__Aim__: Return all lines with the word "frac" in them.

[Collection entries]
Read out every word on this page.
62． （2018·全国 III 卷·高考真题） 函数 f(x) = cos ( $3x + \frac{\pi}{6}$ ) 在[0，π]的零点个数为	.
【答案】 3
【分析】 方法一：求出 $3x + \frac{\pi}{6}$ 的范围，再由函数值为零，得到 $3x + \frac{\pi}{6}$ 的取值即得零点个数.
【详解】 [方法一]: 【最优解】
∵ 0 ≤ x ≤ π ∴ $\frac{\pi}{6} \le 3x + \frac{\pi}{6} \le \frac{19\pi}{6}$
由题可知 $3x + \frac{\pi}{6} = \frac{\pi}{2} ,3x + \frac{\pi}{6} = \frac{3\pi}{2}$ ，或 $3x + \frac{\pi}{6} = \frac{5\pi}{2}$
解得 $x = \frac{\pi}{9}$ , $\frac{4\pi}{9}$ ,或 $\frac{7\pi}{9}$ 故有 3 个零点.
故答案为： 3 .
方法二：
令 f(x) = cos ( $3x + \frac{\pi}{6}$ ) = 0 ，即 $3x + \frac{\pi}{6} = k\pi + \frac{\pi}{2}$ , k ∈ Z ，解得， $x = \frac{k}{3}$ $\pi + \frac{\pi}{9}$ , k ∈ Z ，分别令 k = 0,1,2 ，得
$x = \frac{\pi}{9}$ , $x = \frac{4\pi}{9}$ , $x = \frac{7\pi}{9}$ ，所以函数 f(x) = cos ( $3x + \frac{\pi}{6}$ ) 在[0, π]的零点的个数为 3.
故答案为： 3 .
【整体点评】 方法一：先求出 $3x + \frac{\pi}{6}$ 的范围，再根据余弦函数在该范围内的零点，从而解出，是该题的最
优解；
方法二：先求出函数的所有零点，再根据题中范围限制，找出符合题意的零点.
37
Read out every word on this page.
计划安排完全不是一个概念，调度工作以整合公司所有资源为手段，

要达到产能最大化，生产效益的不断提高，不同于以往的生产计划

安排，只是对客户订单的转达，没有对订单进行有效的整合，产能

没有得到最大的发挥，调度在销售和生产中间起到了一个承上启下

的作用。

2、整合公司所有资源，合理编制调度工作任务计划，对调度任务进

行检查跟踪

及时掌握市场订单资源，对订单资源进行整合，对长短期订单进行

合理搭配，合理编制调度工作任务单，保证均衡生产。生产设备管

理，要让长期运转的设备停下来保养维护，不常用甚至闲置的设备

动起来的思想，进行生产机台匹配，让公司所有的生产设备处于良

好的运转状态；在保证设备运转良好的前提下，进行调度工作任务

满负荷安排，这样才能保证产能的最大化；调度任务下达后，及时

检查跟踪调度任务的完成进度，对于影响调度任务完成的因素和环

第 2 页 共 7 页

...

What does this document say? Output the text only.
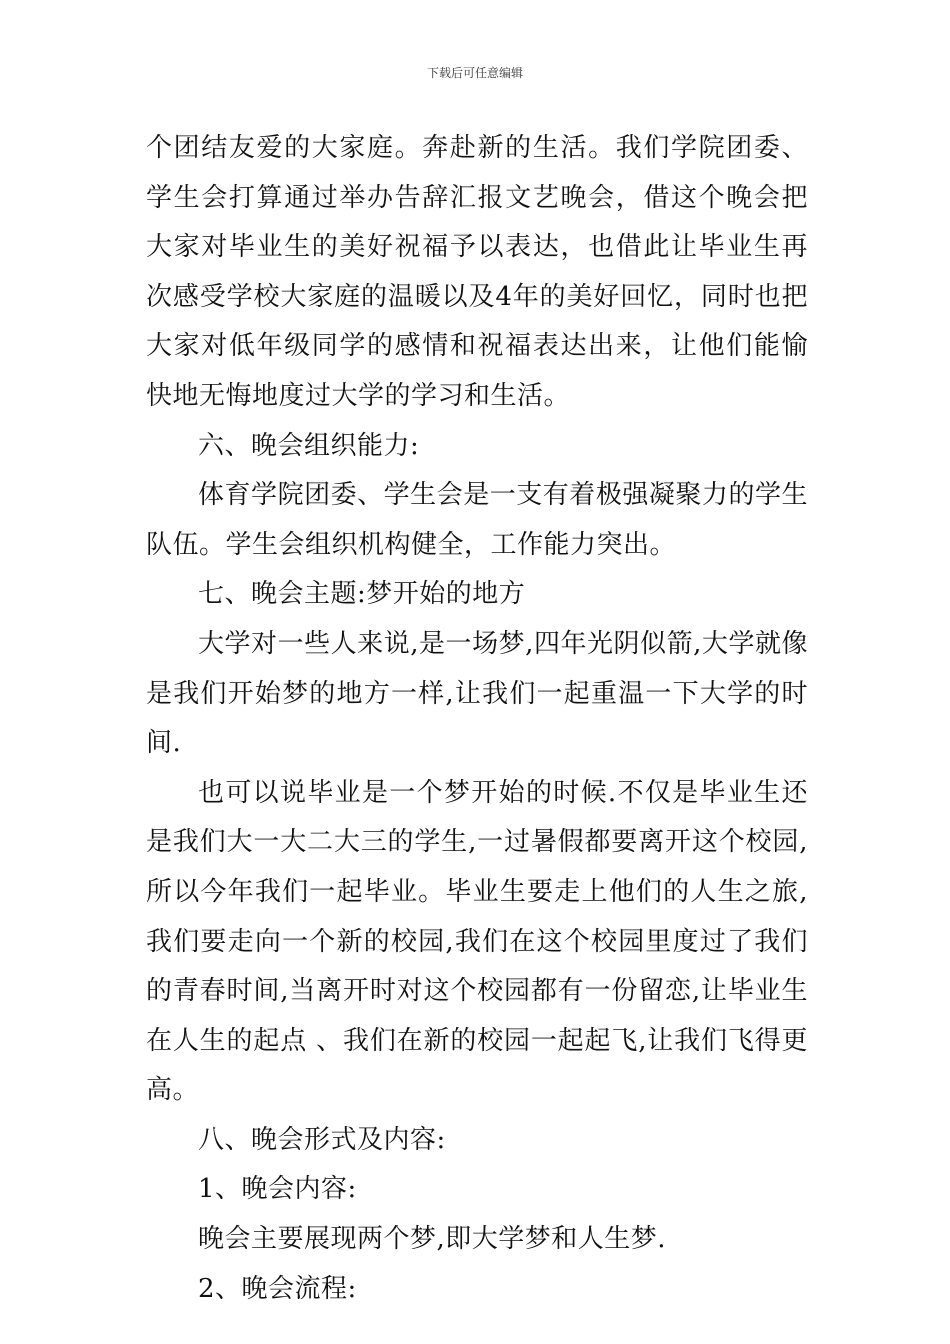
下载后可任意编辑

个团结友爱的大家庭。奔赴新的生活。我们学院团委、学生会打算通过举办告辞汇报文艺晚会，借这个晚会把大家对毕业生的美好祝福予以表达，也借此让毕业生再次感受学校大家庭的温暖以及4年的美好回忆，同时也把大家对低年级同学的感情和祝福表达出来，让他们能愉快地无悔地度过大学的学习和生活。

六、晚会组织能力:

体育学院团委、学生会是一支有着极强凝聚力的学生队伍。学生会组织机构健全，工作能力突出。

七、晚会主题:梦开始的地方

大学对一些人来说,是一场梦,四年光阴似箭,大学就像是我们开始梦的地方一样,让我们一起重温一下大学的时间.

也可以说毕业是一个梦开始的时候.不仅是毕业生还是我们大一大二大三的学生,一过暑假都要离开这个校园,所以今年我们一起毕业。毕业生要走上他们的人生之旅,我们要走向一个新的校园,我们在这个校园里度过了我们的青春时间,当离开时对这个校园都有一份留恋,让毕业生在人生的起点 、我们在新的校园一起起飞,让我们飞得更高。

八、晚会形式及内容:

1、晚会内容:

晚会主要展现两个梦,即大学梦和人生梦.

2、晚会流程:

__Exercise result__:
62． （2018·全国 III 卷·高考真题） 函数 f(x) = cos ( $3x + \frac{\pi}{6}$ ) 在[0，π]的零点个数为	.
【分析】 方法一：求出 $3x + \frac{\pi}{6}$ 的范围，再由函数值为零，得到 $3x + \frac{\pi}{6}$ 的取值即得零点个数.
∵ 0 ≤ x ≤ π ∴ $\frac{\pi}{6} \le 3x + \frac{\pi}{6} \le \frac{19\pi}{6}$
由题可知 $3x + \frac{\pi}{6} = \frac{\pi}{2} ,3x + \frac{\pi}{6} = \frac{3\pi}{2}$ ，或 $3x + \frac{\pi}{6} = \frac{5\pi}{2}$
解得 $x = \frac{\pi}{9}$ , $\frac{4\pi}{9}$ ,或 $\frac{7\pi}{9}$ 故有 3 个零点.
令 f(x) = cos ( $3x + \frac{\pi}{6}$ ) = 0 ，即 $3x + \frac{\pi}{6} = k\pi + \frac{\pi}{2}$ , k ∈ Z ，解得， $x = \frac{k}{3}$ $\pi + \frac{\pi}{9}$ , k ∈ Z ，分别令 k = 0,1,2 ，得
$x = \frac{\pi}{9}$ , $x = \frac{4\pi}{9}$ , $x = \frac{7\pi}{9}$ ，所以函数 f(x) = cos ( $3x + \frac{\pi}{6}$ ) 在[0, π]的零点的个数为 3.
【整体点评】 方法一：先求出 $3x + \frac{\pi}{6}$ 的范围，再根据余弦函数在该范围内的零点，从而解出，是该题的最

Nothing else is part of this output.